*Problem details*. From the material below, list every line containing "page".

*Items*.
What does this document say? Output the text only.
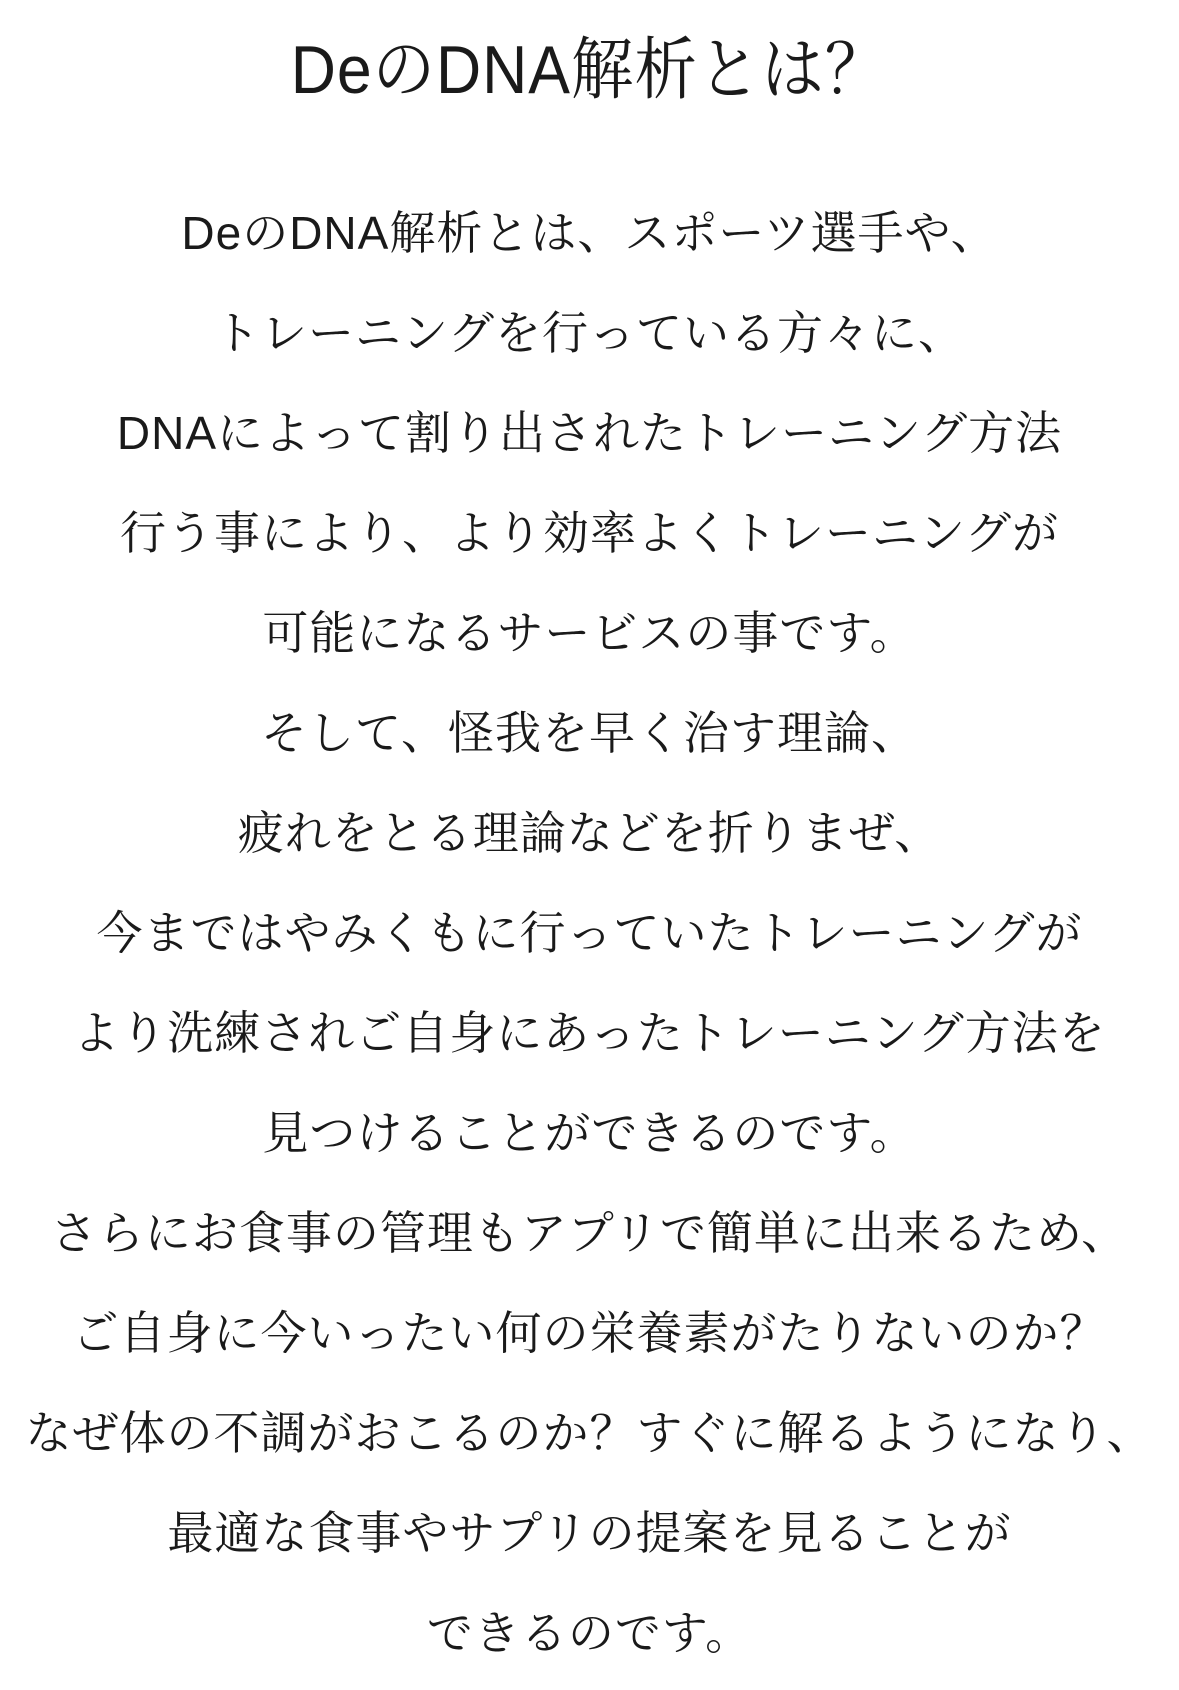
DeのDNA解析とは？

DeのDNA解析とは、スポーツ選手や、

トレーニングを行っている方々に、

DNAによって割り出されたトレーニング方法

行う事により、より効率よくトレーニングが

可能になるサービスの事です。

そして、怪我を早く治す理論、

疲れをとる理論などを折りまぜ、

今まではやみくもに行っていたトレーニングが

より洗練されご自身にあったトレーニング方法を

見つけることができるのです。

さらにお食事の管理もアプリで簡単に出来るため、

ご自身に今いったい何の栄養素がたりないのか？

なぜ体の不調がおこるのか？すぐに解るようになり、

最適な食事やサプリの提案を見ることが

できるのです。
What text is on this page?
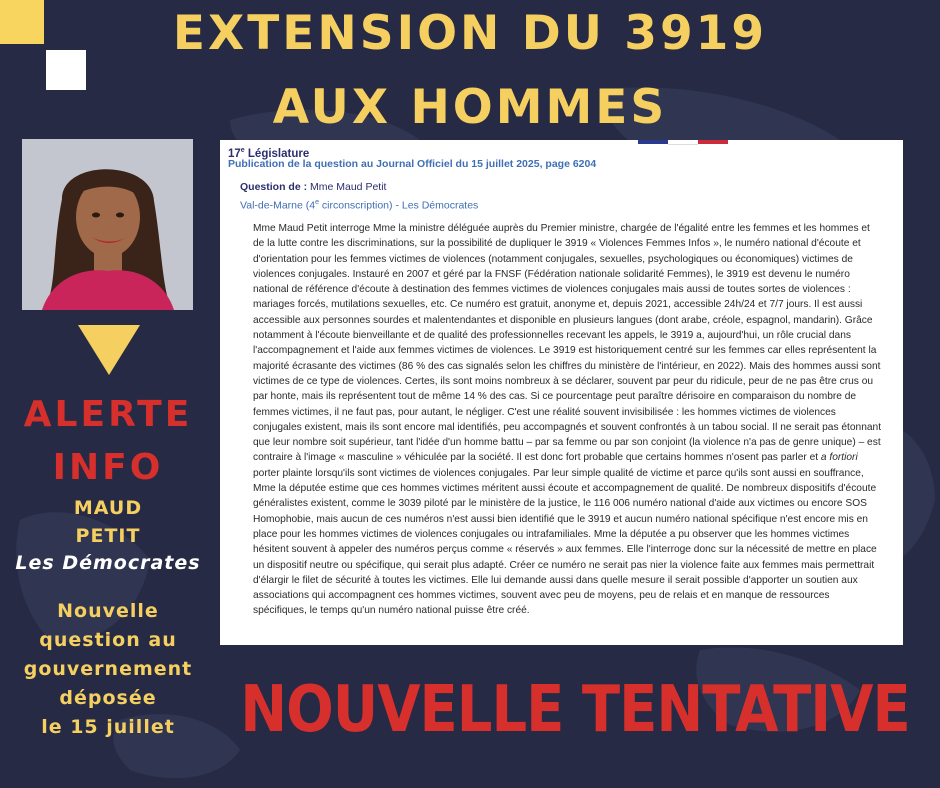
EXTENSION DU 3919
AUX HOMMES

ALERTE

INFO

MAUD

PETIT

Les Démocrates

Nouvelle
question au
gouvernement
déposée
le 15 juillet
17e Législature
Publication de la question au Journal Officiel du 15 juillet 2025, page 6204
Question de : Mme Maud Petit
Val-de-Marne (4e circonscription) - Les Démocrates

Mme Maud Petit interroge Mme la ministre déléguée auprès du Premier ministre, chargée de l'égalité entre les femmes et les hommes et de la lutte contre les discriminations, sur la possibilité de dupliquer le 3919 « Violences Femmes Infos », le numéro national d'écoute et d'orientation pour les femmes victimes de violences (notamment conjugales, sexuelles, psychologiques ou économiques) victimes de violences conjugales. Instauré en 2007 et géré par la FNSF (Fédération nationale solidarité Femmes), le 3919 est devenu le numéro national de référence d'écoute à destination des femmes victimes de violences conjugales mais aussi de toutes sortes de violences : mariages forcés, mutilations sexuelles, etc. Ce numéro est gratuit, anonyme et, depuis 2021, accessible 24h/24 et 7/7 jours. Il est aussi accessible aux personnes sourdes et malentendantes et disponible en plusieurs langues (dont arabe, créole, espagnol, mandarin). Grâce notamment à l'écoute bienveillante et de qualité des professionnelles recevant les appels, le 3919 a, aujourd'hui, un rôle crucial dans l'accompagnement et l'aide aux femmes victimes de violences. Le 3919 est historiquement centré sur les femmes car elles représentent la majorité écrasante des victimes (86 % des cas signalés selon les chiffres du ministère de l'intérieur, en 2022). Mais des hommes aussi sont victimes de ce type de violences. Certes, ils sont moins nombreux à se déclarer, souvent par peur du ridicule, peur de ne pas être crus ou par honte, mais ils représentent tout de même 14 % des cas. Si ce pourcentage peut paraître dérisoire en comparaison du nombre de femmes victimes, il ne faut pas, pour autant, le négliger. C'est une réalité souvent invisibilisée : les hommes victimes de violences conjugales existent, mais ils sont encore mal identifiés, peu accompagnés et souvent confrontés à un tabou social. Il ne serait pas étonnant que leur nombre soit supérieur, tant l'idée d'un homme battu – par sa femme ou par son conjoint (la violence n'a pas de genre unique) – est contraire à l'image « masculine » véhiculée par la société. Il est donc fort probable que certains hommes n'osent pas parler et a fortiori porter plainte lorsqu'ils sont victimes de violences conjugales. Par leur simple qualité de victime et parce qu'ils sont aussi en souffrance, Mme la députée estime que ces hommes victimes méritent aussi écoute et accompagnement de qualité. De nombreux dispositifs d'écoute généralistes existent, comme le 3039 piloté par le ministère de la justice, le 116 006 numéro national d'aide aux victimes ou encore SOS Homophobie, mais aucun de ces numéros n'est aussi bien identifié que le 3919 et aucun numéro national spécifique n'est encore mis en place pour les hommes victimes de violences conjugales ou intrafamiliales. Mme la députée a pu observer que les hommes victimes hésitent souvent à appeler des numéros perçus comme « réservés » aux femmes. Elle l'interroge donc sur la nécessité de mettre en place un dispositif neutre ou spécifique, qui serait plus adapté. Créer ce numéro ne serait pas nier la violence faite aux femmes mais permettrait d'élargir le filet de sécurité à toutes les victimes. Elle lui demande aussi dans quelle mesure il serait possible d'apporter un soutien aux associations qui accompagnent ces hommes victimes, souvent avec peu de moyens, peu de relais et en manque de ressources spécifiques, le temps qu'un numéro national puisse être créé.

NOUVELLE TENTATIVE
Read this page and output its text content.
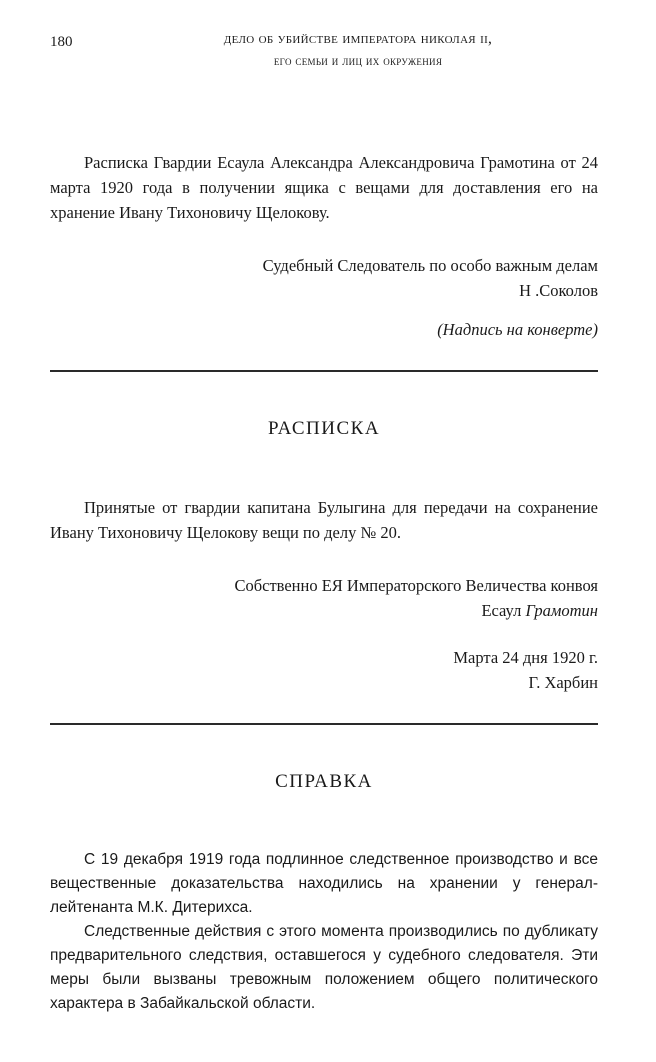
180	дело об убийстве императора николая ii,
его семьи и лиц их окружения

Расписка Гвардии Есаула Александра Александровича Грамотина от 24 марта 1920 года в получении ящика с вещами для доставления его на хранение Ивану Тихоновичу Щелокову.

Судебный Следователь по особо важным делам
Н .Соколов
(Надпись на конверте)

РАСПИСКА

Принятые от гвардии капитана Булыгина для передачи на сохранение Ивану Тихоновичу Щелокову вещи по делу № 20.

Собственно ЕЯ Императорского Величества конвоя
Есаул Грамотин
Марта 24 дня 1920 г.
Г. Харбин

СПРАВКА

С 19 декабря 1919 года подлинное следственное производство и все вещественные доказательства находились на хранении у генерал-лейтенанта М.К. Дитерихса.

Следственные действия с этого момента производились по дубликату предварительного следствия, оставшегося у судебного следователя. Эти меры были вызваны тревожным положением общего политического характера в Забайкальской области.
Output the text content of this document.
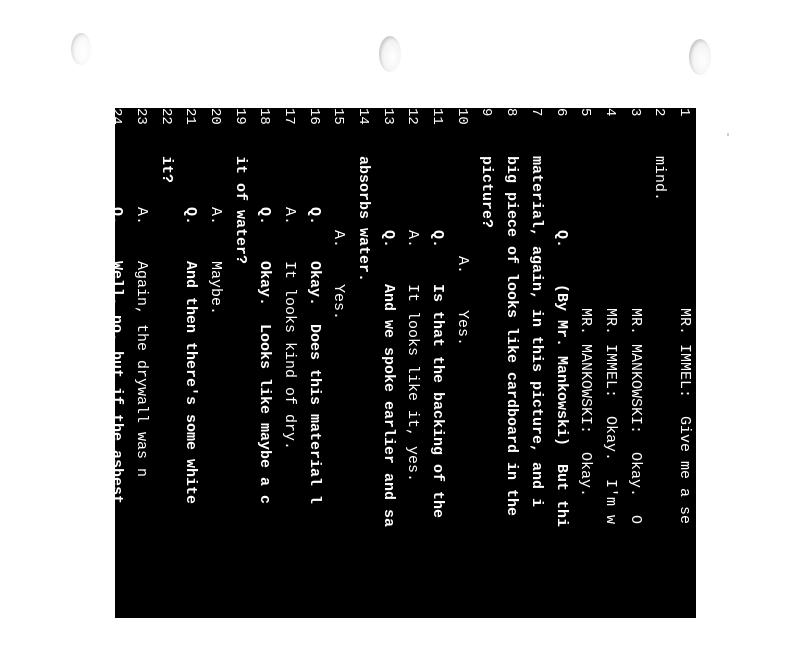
1
MR. IMMEL:  Give me a se
2
mind.
3
MR. MANKOWSKI:  Okay.  O
4
MR. IMMEL:  Okay.  I'm w
5
MR. MANKOWSKI:  Okay.
6
Q.    (By Mr. Mankowski)  But thi
7
material, again, in this picture, and i
8
big piece of looks like cardboard in the
9
picture?
10
A.    Yes.
11
Q.    Is that the backing of the
12
A.    It looks like it, yes.
13
Q.    And we spoke earlier and sa
14
absorbs water.
15
A.    Yes.
16
Q.    Okay.  Does this material l
17
A.    It looks kind of dry.
18
Q.    Okay.  Looks like maybe a c
19
it of water?
20
A.    Maybe.
21
Q.    And then there's some white
22
it?
23
A.    Again, the drywall was n
24
Q.    Well, no, but if the asbest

*Complete output*.
What text is on this page?
Publication de la question au Journal Officiel du 15 juillet 2025, page 6204
Read this page and output its text content.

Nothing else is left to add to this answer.